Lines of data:
————

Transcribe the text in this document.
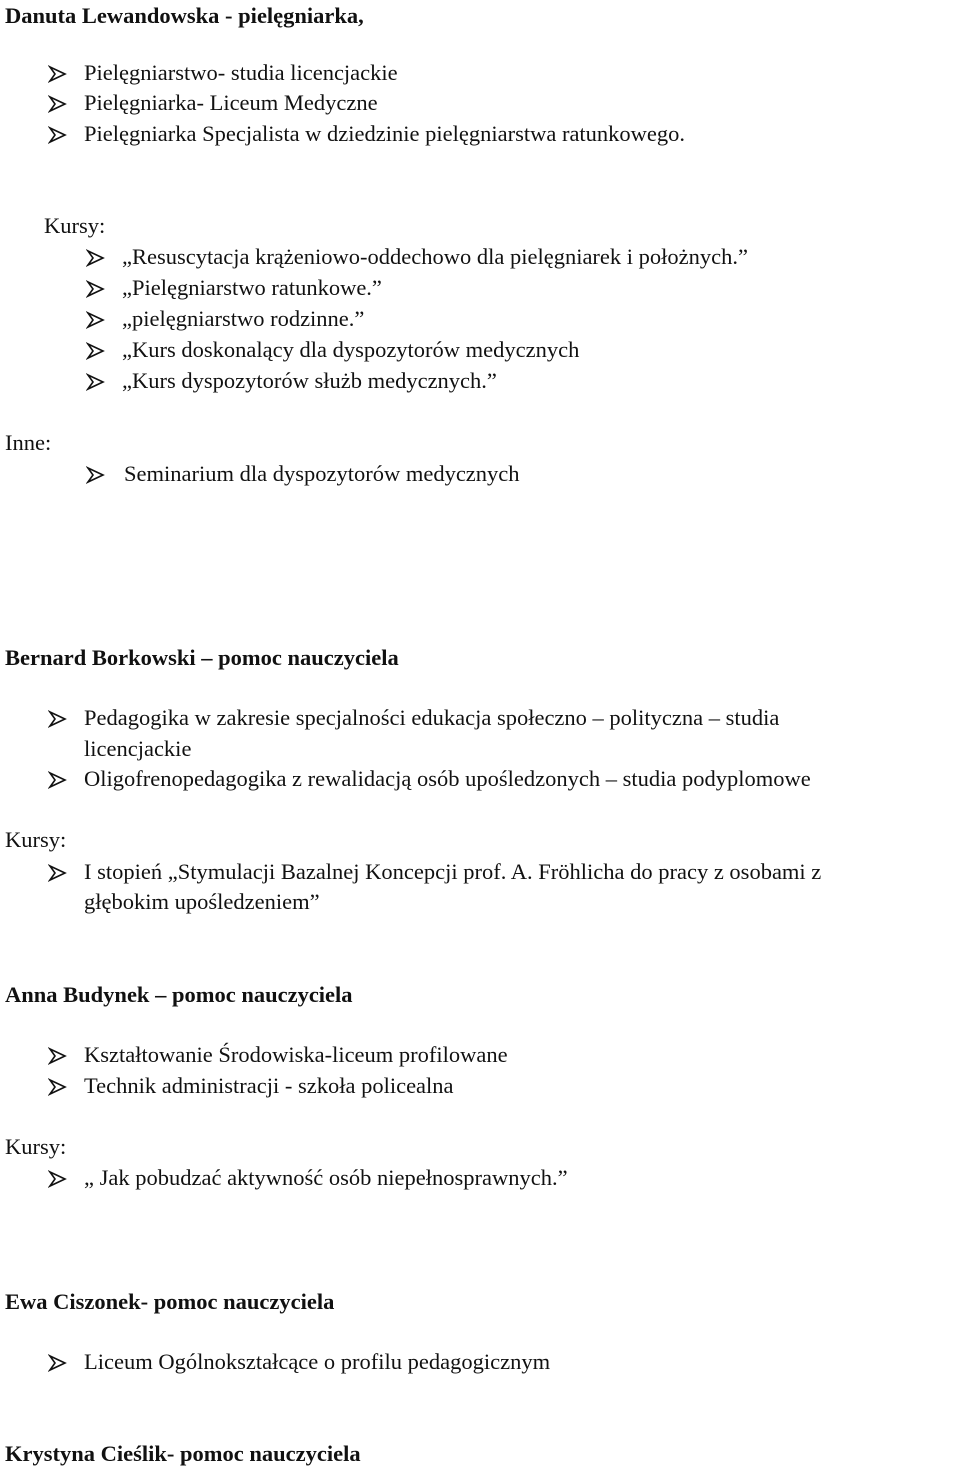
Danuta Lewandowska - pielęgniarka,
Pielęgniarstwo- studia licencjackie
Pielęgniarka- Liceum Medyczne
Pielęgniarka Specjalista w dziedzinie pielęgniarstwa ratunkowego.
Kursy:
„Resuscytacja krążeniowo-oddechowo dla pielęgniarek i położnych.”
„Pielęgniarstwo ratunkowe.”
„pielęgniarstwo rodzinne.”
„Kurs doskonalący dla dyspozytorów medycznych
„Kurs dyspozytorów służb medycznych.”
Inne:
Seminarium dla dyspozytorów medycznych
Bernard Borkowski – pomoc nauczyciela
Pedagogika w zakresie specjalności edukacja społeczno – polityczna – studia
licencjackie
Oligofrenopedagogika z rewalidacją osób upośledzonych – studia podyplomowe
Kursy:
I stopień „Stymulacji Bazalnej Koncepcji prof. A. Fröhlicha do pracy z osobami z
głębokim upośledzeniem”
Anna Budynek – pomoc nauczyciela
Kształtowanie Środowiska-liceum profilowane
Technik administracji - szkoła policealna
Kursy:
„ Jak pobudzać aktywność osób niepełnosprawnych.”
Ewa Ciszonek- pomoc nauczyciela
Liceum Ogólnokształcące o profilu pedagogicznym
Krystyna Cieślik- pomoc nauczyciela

————

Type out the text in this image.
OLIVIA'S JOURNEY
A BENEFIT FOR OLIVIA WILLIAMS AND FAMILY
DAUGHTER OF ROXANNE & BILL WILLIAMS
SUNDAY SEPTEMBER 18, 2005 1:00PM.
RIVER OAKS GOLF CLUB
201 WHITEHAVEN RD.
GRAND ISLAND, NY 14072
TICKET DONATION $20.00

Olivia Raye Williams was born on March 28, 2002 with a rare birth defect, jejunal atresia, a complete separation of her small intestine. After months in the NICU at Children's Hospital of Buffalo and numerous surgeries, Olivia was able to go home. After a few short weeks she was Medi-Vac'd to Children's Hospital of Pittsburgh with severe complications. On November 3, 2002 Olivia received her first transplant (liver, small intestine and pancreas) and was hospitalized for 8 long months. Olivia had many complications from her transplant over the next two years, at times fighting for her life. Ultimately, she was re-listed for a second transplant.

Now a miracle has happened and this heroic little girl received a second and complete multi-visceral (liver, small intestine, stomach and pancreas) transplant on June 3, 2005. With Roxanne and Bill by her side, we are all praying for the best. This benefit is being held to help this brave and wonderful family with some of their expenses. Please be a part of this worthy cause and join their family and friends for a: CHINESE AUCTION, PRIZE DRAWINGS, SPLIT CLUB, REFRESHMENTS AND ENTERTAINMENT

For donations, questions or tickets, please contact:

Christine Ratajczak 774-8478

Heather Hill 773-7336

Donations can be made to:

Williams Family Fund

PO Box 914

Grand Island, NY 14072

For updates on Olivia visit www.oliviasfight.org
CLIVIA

————

# REQUIREMENT
Copy every line of the records above that contains "dyspozytorów".

# EXERCISE RESPONSE
„Kurs doskonalący dla dyspozytorów medycznych
„Kurs dyspozytorów służb medycznych.”
Seminarium dla dyspozytorów medycznych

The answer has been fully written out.